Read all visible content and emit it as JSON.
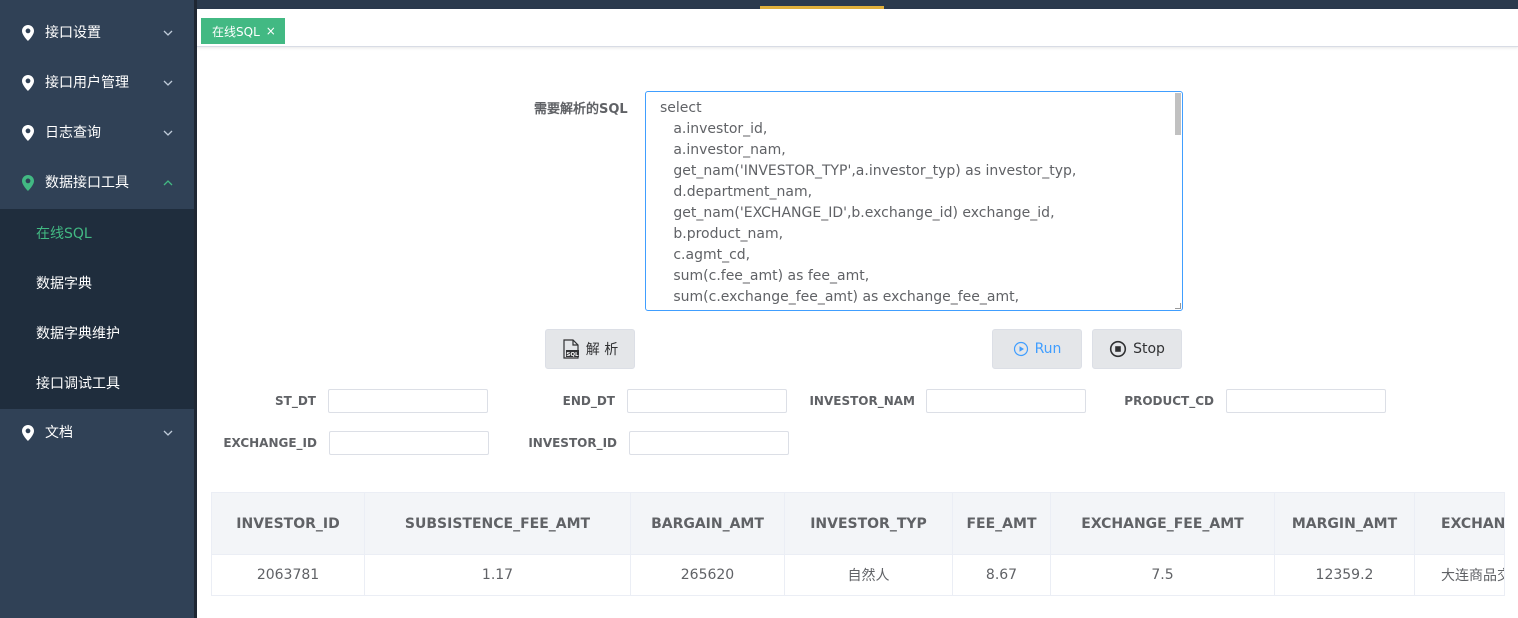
{
  "sidebar": {
    "menu": [
      {
        "label": "接口设置",
        "expanded": false
      },
      {
        "label": "接口用户管理",
        "expanded": false
      },
      {
        "label": "日志查询",
        "expanded": false
      },
      {
        "label": "数据接口工具",
        "expanded": true
      },
      {
        "label": "文档",
        "expanded": false
      }
    ],
    "submenu": [
      {
        "label": "在线SQL",
        "current": true
      },
      {
        "label": "数据字典"
      },
      {
        "label": "数据字典维护"
      },
      {
        "label": "接口调试工具"
      }
    ]
  },
  "tabs": [
    {
      "label": "在线SQL",
      "close": "×"
    }
  ],
  "sql": {
    "label": "需要解析的SQL",
    "lines": [
      "select ",
      "   a.investor_id,",
      "   a.investor_nam,",
      "   get_nam('INVESTOR_TYP',a.investor_typ) as investor_typ,",
      "   d.department_nam,",
      "   get_nam('EXCHANGE_ID',b.exchange_id) exchange_id,",
      "   b.product_nam,",
      "   c.agmt_cd,",
      "   sum(c.fee_amt) as fee_amt,",
      "   sum(c.exchange_fee_amt) as exchange_fee_amt,"
    ]
  },
  "buttons": {
    "parse": "解 析",
    "run": "Run",
    "stop": "Stop"
  },
  "params": [
    {
      "label": "ST_DT",
      "value": ""
    },
    {
      "label": "END_DT",
      "value": ""
    },
    {
      "label": "INVESTOR_NAM",
      "value": ""
    },
    {
      "label": "PRODUCT_CD",
      "value": ""
    },
    {
      "label": "EXCHANGE_ID",
      "value": ""
    },
    {
      "label": "INVESTOR_ID",
      "value": ""
    }
  ],
  "table": {
    "columns": [
      "INVESTOR_ID",
      "SUBSISTENCE_FEE_AMT",
      "BARGAIN_AMT",
      "INVESTOR_TYP",
      "FEE_AMT",
      "EXCHANGE_FEE_AMT",
      "MARGIN_AMT",
      "EXCHANGE_ID"
    ],
    "rows": [
      [
        "2063781",
        "1.17",
        "265620",
        "自然人",
        "8.67",
        "7.5",
        "12359.2",
        "大连商品交易所"
      ]
    ]
  },
  "colors": {
    "sidebar_bg": "#304156",
    "submenu_bg": "#1f2d3d",
    "accent_green": "#42b983",
    "run_blue": "#409eff"
  }
}
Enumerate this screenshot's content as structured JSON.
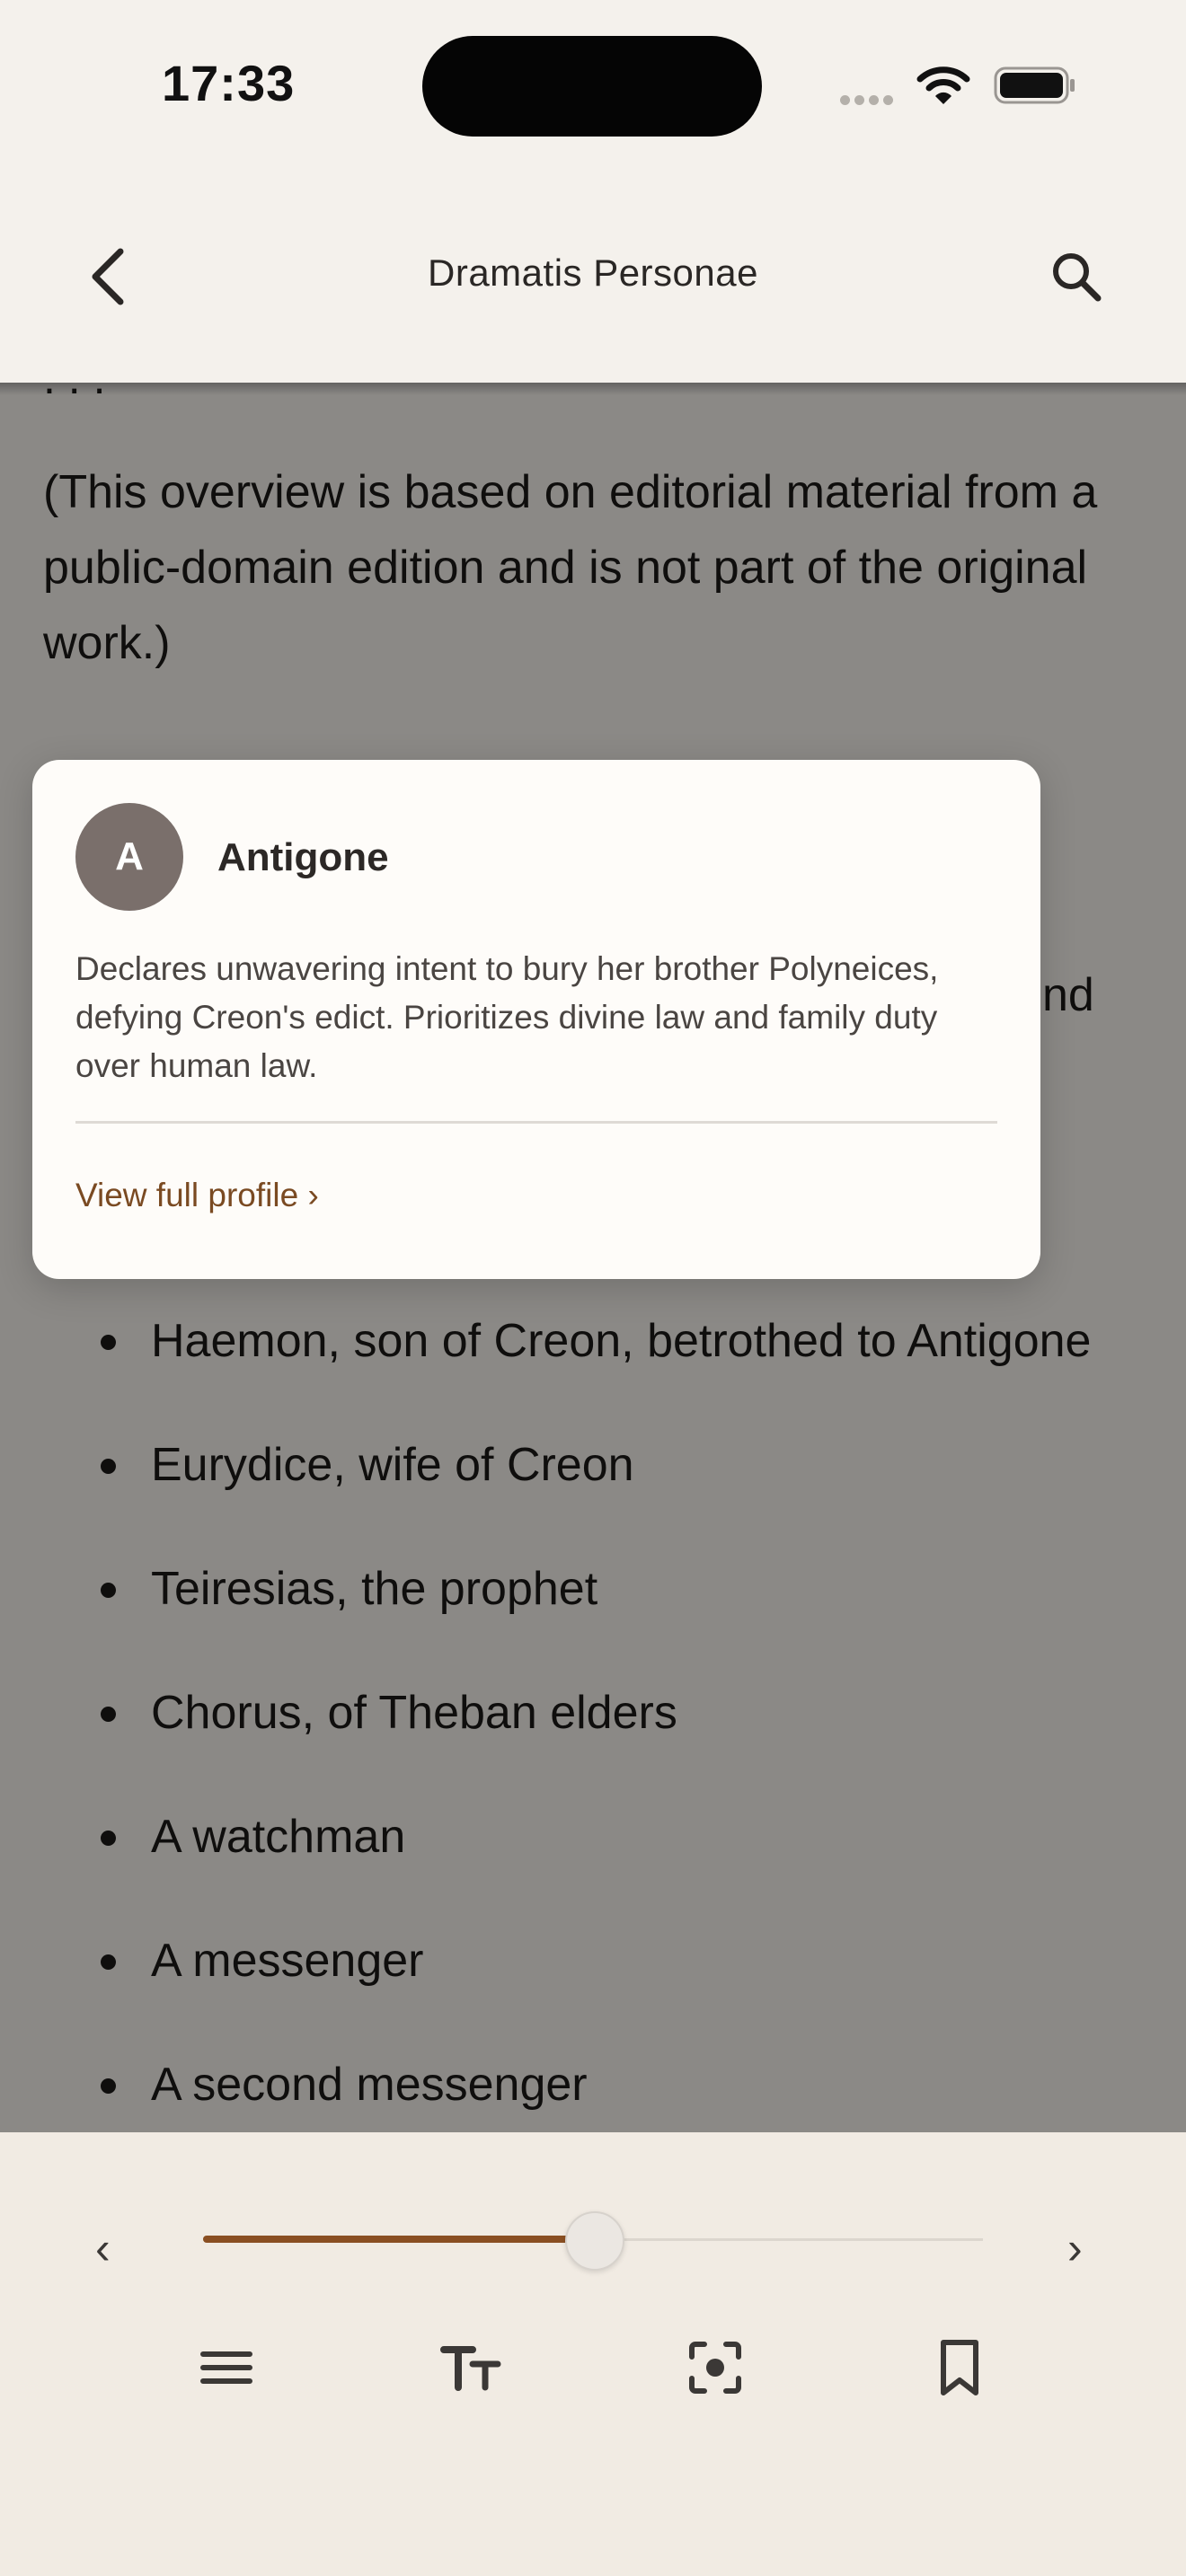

══════════

Exercise aim: Copy each line from the records above that includes the string "content".

Answer to this exercise:
Read all visible content and emit it as JSON.
Enumerate this screenshot's content as structured JSON.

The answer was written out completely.